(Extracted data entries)
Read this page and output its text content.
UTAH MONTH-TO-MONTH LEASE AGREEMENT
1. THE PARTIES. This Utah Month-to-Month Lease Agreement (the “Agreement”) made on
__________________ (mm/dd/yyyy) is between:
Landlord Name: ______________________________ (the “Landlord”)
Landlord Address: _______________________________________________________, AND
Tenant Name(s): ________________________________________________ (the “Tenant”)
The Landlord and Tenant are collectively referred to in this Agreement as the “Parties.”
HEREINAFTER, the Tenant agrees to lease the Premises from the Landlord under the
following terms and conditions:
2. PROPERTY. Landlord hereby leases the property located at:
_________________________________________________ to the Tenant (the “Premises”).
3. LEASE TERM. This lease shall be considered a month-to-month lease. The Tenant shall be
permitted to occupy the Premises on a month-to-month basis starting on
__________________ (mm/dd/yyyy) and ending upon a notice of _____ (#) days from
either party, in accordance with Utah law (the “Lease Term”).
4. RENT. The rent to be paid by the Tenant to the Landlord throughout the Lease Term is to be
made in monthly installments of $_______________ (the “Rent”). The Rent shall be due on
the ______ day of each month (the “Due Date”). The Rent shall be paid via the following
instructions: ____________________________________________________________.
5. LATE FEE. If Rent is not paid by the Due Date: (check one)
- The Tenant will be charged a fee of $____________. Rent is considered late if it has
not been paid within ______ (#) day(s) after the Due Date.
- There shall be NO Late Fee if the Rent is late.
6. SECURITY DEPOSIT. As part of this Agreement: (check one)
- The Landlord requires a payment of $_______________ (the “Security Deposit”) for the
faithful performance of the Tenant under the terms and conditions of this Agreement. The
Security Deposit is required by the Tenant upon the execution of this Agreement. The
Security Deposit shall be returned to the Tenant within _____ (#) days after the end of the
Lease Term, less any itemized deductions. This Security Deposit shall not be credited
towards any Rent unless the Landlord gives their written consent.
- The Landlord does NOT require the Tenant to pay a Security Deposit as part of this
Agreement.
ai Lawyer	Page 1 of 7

Task details =>
Going through the data above, count the lines where the string "conditions" appears, and answer with only that number.

Output below =>
2